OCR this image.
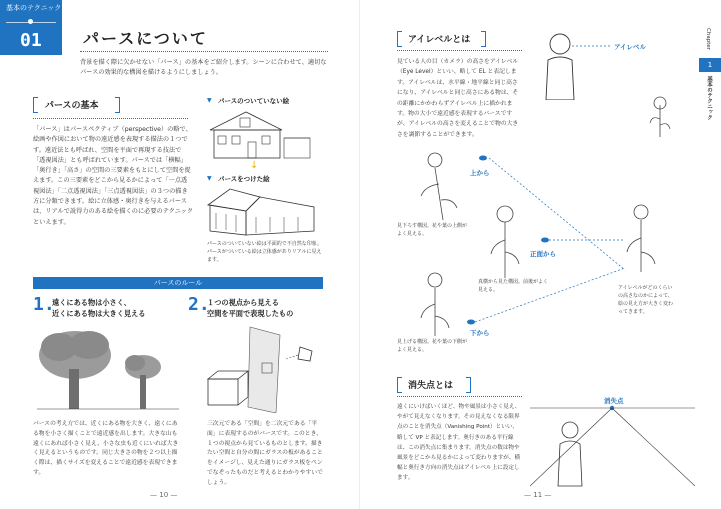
基本のテクニック
01	パースについて
背景を描く際に欠かせない「パース」の基本をご紹介します。シーンに合わせて、適切なパースの効果的な構図を描けるようにしましょう。
パースの基本
「パース」はパースペクティブ（perspective）の略で、絵画や作図において物の遠近感を表現する描法の１つです。遠近法とも呼ばれ、空間を平面で再現する技法で「透視図法」とも呼ばれています。パースでは「横幅」「奥行き」「高さ」の空間の三要素をもとにして空間を捉えます。この三要素をどこから見るかによって「一点透視図法」「二点透視図法」「三点透視図法」の３つの描き方に分類できます。絵に立体感・奥行きを与えるパースは、リアルで説得力のある絵を描くのに必要のテクニックといえます。
▼ パースのついていない絵
↓
▼ パースをつけた絵
パースのついていない絵は平面的で不自然な印象。パースがついている絵は立体感がありリアルに見えます。
パースのルール
1.
遠くにある物は小さく、
近くにある物は大きく見える 2.
１つの視点から見える
空間を平面で表現したもの
パースの考え方では、近くにある物を大きく、遠くにある物を小さく描くことで遠近感を出します。大きな山も遠くにあれば小さく見え、小さな虫も近くにいれば大きく見えるというものです。同じ大きさの物を２つ以上描く際は、描くサイズを変えることで遠近感を表現できます。
三次元である「空間」を二次元である「平面」に表現するのがパースです。このとき、１つの視点から見ているものとします。描きたい空間と自分の間にガラスの板があることをイメージし、見えた通りにガラス板をペンでなぞったものだと考えるとわかりやすいでしょう。
— 10 —
アイレベルとは
見ている人の目（カメラ）の高さをアイレベル（Eye Level）といい、略して EL と表記します。アイレベルは、水平線・地平線と同じ高さになり、アイレベルと同じ高さにある物は、その距離にかかわらずアイレベル上に描かれます。物の大小で遠近感を表現するパースですが、アイレベルの高さを変えることで物の大きさを調節することができます。
アイレベル
上から
正面から
下から
見下ろす構図。花や葉の上側がよく見える。
真横から見た構図。前後がよく見える。
見上げる構図。花や葉の下側がよく見える。
アイレベルがどのくらいの高さなのかによって、絵の見え方が大きく変わってきます。
消失点とは
遠くにいけばいくほど、物や風景は小さく見え、やがて見えなくなります。その見えなくなる限界点のことを消失点（Vanishing Point）といい、略して VP と表記します。奥行きのある平行線は、この消失点に集まります。消失点の数は物や風景をどこから見るかによって変わりますが、横幅と奥行き方向の消失点はアイレベル上に設定します。
消失点
— 11 —
Chapter
1
基本のテクニック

----

Your task is to retype all the entries exactly and leave out any pictures.

▶ **Answer for this exercise**
OCR this image.
基本のテクニック
01	パースについて
背景を描く際に欠かせない「パース」の基本をご紹介します。シーンに合わせて、適切なパースの効果的な構図を描けるようにしましょう。
パースの基本
「パース」はパースペクティブ（perspective）の略で、絵画や作図において物の遠近感を表現する描法の１つです。遠近法とも呼ばれ、空間を平面で再現する技法で「透視図法」とも呼ばれています。パースでは「横幅」「奥行き」「高さ」の空間の三要素をもとにして空間を捉えます。この三要素をどこから見るかによって「一点透視図法」「二点透視図法」「三点透視図法」の３つの描き方に分類できます。絵に立体感・奥行きを与えるパースは、リアルで説得力のある絵を描くのに必要のテクニックといえます。
▼ パースのついていない絵
↓
▼ パースをつけた絵
パースのついていない絵は平面的で不自然な印象。パースがついている絵は立体感がありリアルに見えます。
パースのルール
1.
遠くにある物は小さく、
近くにある物は大きく見える 2.
１つの視点から見える
空間を平面で表現したもの
パースの考え方では、近くにある物を大きく、遠くにある物を小さく描くことで遠近感を出します。大きな山も遠くにあれば小さく見え、小さな虫も近くにいれば大きく見えるというものです。同じ大きさの物を２つ以上描く際は、描くサイズを変えることで遠近感を表現できます。
三次元である「空間」を二次元である「平面」に表現するのがパースです。このとき、１つの視点から見ているものとします。描きたい空間と自分の間にガラスの板があることをイメージし、見えた通りにガラス板をペンでなぞったものだと考えるとわかりやすいでしょう。
— 10 —
アイレベルとは
見ている人の目（カメラ）の高さをアイレベル（Eye Level）といい、略して EL と表記します。アイレベルは、水平線・地平線と同じ高さになり、アイレベルと同じ高さにある物は、その距離にかかわらずアイレベル上に描かれます。物の大小で遠近感を表現するパースですが、アイレベルの高さを変えることで物の大きさを調節することができます。
アイレベル
上から
正面から
下から
見下ろす構図。花や葉の上側がよく見える。
真横から見た構図。前後がよく見える。
見上げる構図。花や葉の下側がよく見える。
アイレベルがどのくらいの高さなのかによって、絵の見え方が大きく変わってきます。
消失点とは
遠くにいけばいくほど、物や風景は小さく見え、やがて見えなくなります。その見えなくなる限界点のことを消失点（Vanishing Point）といい、略して VP と表記します。奥行きのある平行線は、この消失点に集まります。消失点の数は物や風景をどこから見るかによって変わりますが、横幅と奥行き方向の消失点はアイレベル上に設定します。
消失点
— 11 —
Chapter
1
基本のテクニック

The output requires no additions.